Written exercise: Report how many lines of the listing below contain the string "annotation". Give only the number.

Records to use:
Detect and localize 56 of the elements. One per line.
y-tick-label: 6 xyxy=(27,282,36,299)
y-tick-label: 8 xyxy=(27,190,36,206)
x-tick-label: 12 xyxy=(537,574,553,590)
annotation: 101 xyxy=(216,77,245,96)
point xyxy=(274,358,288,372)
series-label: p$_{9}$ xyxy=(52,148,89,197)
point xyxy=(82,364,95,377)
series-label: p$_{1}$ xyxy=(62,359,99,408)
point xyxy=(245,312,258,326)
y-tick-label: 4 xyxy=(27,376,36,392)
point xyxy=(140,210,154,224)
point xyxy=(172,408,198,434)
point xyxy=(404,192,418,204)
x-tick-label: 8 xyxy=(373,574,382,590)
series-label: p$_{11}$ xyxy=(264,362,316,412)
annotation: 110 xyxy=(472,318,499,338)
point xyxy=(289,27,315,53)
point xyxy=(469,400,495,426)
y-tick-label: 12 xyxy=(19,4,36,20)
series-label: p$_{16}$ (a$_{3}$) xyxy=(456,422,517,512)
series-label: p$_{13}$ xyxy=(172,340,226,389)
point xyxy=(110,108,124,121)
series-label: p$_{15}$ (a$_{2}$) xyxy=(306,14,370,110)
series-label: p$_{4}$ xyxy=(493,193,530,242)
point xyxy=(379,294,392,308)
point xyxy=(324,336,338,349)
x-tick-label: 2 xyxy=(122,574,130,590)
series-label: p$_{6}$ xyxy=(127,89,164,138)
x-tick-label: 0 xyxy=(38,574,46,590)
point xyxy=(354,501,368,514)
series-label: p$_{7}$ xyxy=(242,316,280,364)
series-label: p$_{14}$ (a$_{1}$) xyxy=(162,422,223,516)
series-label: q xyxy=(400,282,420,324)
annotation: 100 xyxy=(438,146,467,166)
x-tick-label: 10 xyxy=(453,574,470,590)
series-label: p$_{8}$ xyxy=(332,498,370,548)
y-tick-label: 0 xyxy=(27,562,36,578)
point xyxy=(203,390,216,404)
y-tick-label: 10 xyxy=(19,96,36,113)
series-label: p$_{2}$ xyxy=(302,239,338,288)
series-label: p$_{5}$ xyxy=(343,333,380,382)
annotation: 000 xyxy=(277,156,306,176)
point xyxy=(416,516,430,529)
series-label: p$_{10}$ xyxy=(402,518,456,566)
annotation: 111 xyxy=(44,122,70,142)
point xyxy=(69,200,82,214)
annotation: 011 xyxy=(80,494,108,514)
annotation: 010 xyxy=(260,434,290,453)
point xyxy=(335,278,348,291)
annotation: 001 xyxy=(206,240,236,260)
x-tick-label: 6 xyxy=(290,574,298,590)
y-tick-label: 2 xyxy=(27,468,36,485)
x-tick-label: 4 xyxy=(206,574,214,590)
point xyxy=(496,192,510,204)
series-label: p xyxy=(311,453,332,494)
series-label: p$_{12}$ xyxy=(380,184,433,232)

Solution to this task: 8